GIVEN REQUEST: Transcribe the full listing exactly, and drop every picture.

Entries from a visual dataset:
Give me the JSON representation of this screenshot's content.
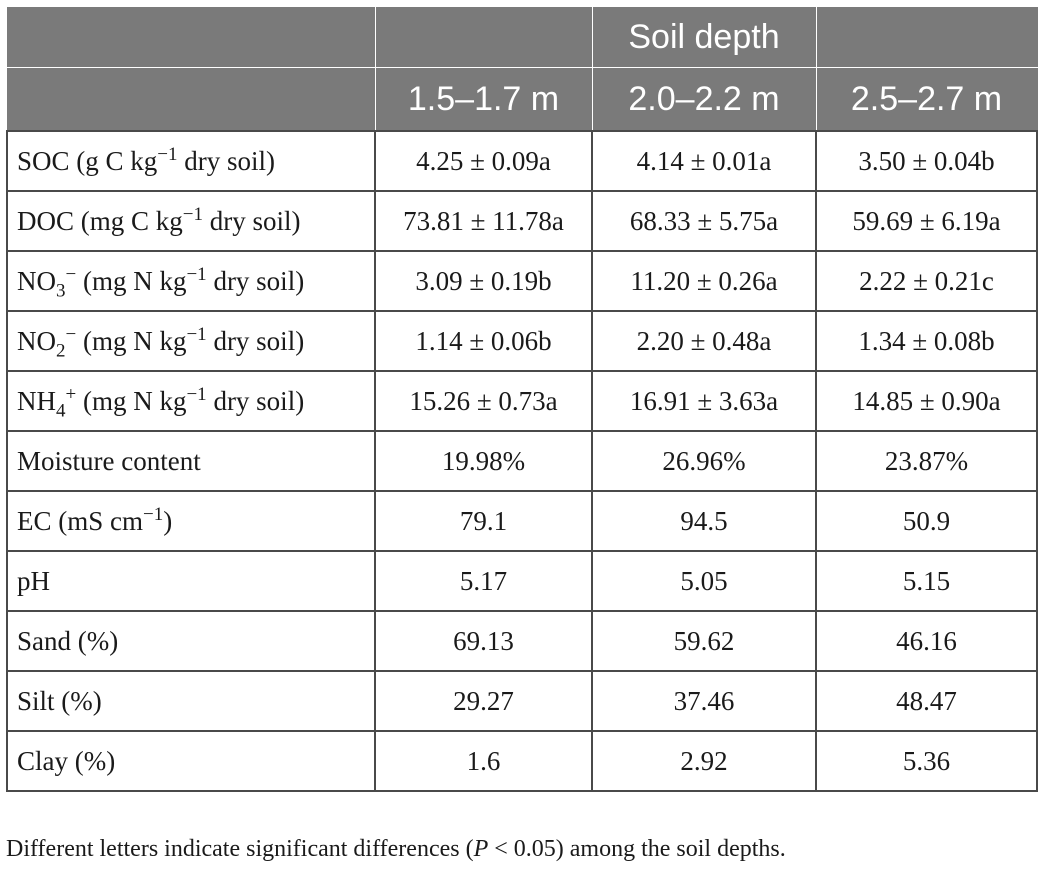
{
  "table": {
    "header": {
      "group_label": "Soil depth",
      "columns": [
        "1.5–1.7 m",
        "2.0–2.2 m",
        "2.5–2.7 m"
      ]
    },
    "rows": [
      {
        "label": {
          "pre": "SOC (g C kg",
          "sup": "−1",
          "post": " dry soil)"
        },
        "values": [
          "4.25 ± 0.09a",
          "4.14 ± 0.01a",
          "3.50 ± 0.04b"
        ]
      },
      {
        "label": {
          "pre": "DOC (mg C kg",
          "sup": "−1",
          "post": " dry soil)"
        },
        "values": [
          "73.81 ± 11.78a",
          "68.33 ± 5.75a",
          "59.69 ± 6.19a"
        ]
      },
      {
        "label": {
          "chem": "NO",
          "sub": "3",
          "ion": "−",
          "pre": " (mg N kg",
          "sup": "−1",
          "post": " dry soil)"
        },
        "values": [
          "3.09 ± 0.19b",
          "11.20 ± 0.26a",
          "2.22 ± 0.21c"
        ]
      },
      {
        "label": {
          "chem": "NO",
          "sub": "2",
          "ion": "−",
          "pre": " (mg N kg",
          "sup": "−1",
          "post": " dry soil)"
        },
        "values": [
          "1.14 ± 0.06b",
          "2.20 ± 0.48a",
          "1.34 ± 0.08b"
        ]
      },
      {
        "label": {
          "chem": "NH",
          "sub": "4",
          "ion": "+",
          "pre": " (mg N kg",
          "sup": "−1",
          "post": " dry soil)"
        },
        "values": [
          "15.26 ± 0.73a",
          "16.91 ± 3.63a",
          "14.85 ± 0.90a"
        ]
      },
      {
        "label": {
          "pre": "Moisture content"
        },
        "values": [
          "19.98%",
          "26.96%",
          "23.87%"
        ]
      },
      {
        "label": {
          "pre": "EC (mS cm",
          "sup": "−1",
          "post": ")"
        },
        "values": [
          "79.1",
          "94.5",
          "50.9"
        ]
      },
      {
        "label": {
          "pre": "pH"
        },
        "values": [
          "5.17",
          "5.05",
          "5.15"
        ]
      },
      {
        "label": {
          "pre": "Sand (%)"
        },
        "values": [
          "69.13",
          "59.62",
          "46.16"
        ]
      },
      {
        "label": {
          "pre": "Silt (%)"
        },
        "values": [
          "29.27",
          "37.46",
          "48.47"
        ]
      },
      {
        "label": {
          "pre": "Clay (%)"
        },
        "values": [
          "1.6",
          "2.92",
          "5.36"
        ]
      }
    ]
  },
  "footnote": {
    "pre": "Different letters indicate significant differences (",
    "italic": "P",
    "post": " < 0.05) among the soil depths."
  }
}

THE COMPLETED TASK:
Give me the JSON representation of this screenshot's content.
{
  "table": {
    "header": {
      "group_label": "Soil depth",
      "columns": [
        "1.5–1.7 m",
        "2.0–2.2 m",
        "2.5–2.7 m"
      ]
    },
    "rows": [
      {
        "label": {
          "pre": "SOC (g C kg",
          "sup": "−1",
          "post": " dry soil)"
        },
        "values": [
          "4.25 ± 0.09a",
          "4.14 ± 0.01a",
          "3.50 ± 0.04b"
        ]
      },
      {
        "label": {
          "pre": "DOC (mg C kg",
          "sup": "−1",
          "post": " dry soil)"
        },
        "values": [
          "73.81 ± 11.78a",
          "68.33 ± 5.75a",
          "59.69 ± 6.19a"
        ]
      },
      {
        "label": {
          "chem": "NO",
          "sub": "3",
          "ion": "−",
          "pre": " (mg N kg",
          "sup": "−1",
          "post": " dry soil)"
        },
        "values": [
          "3.09 ± 0.19b",
          "11.20 ± 0.26a",
          "2.22 ± 0.21c"
        ]
      },
      {
        "label": {
          "chem": "NO",
          "sub": "2",
          "ion": "−",
          "pre": " (mg N kg",
          "sup": "−1",
          "post": " dry soil)"
        },
        "values": [
          "1.14 ± 0.06b",
          "2.20 ± 0.48a",
          "1.34 ± 0.08b"
        ]
      },
      {
        "label": {
          "chem": "NH",
          "sub": "4",
          "ion": "+",
          "pre": " (mg N kg",
          "sup": "−1",
          "post": " dry soil)"
        },
        "values": [
          "15.26 ± 0.73a",
          "16.91 ± 3.63a",
          "14.85 ± 0.90a"
        ]
      },
      {
        "label": {
          "pre": "Moisture content"
        },
        "values": [
          "19.98%",
          "26.96%",
          "23.87%"
        ]
      },
      {
        "label": {
          "pre": "EC (mS cm",
          "sup": "−1",
          "post": ")"
        },
        "values": [
          "79.1",
          "94.5",
          "50.9"
        ]
      },
      {
        "label": {
          "pre": "pH"
        },
        "values": [
          "5.17",
          "5.05",
          "5.15"
        ]
      },
      {
        "label": {
          "pre": "Sand (%)"
        },
        "values": [
          "69.13",
          "59.62",
          "46.16"
        ]
      },
      {
        "label": {
          "pre": "Silt (%)"
        },
        "values": [
          "29.27",
          "37.46",
          "48.47"
        ]
      },
      {
        "label": {
          "pre": "Clay (%)"
        },
        "values": [
          "1.6",
          "2.92",
          "5.36"
        ]
      }
    ]
  },
  "footnote": {
    "pre": "Different letters indicate significant differences (",
    "italic": "P",
    "post": " < 0.05) among the soil depths."
  }
}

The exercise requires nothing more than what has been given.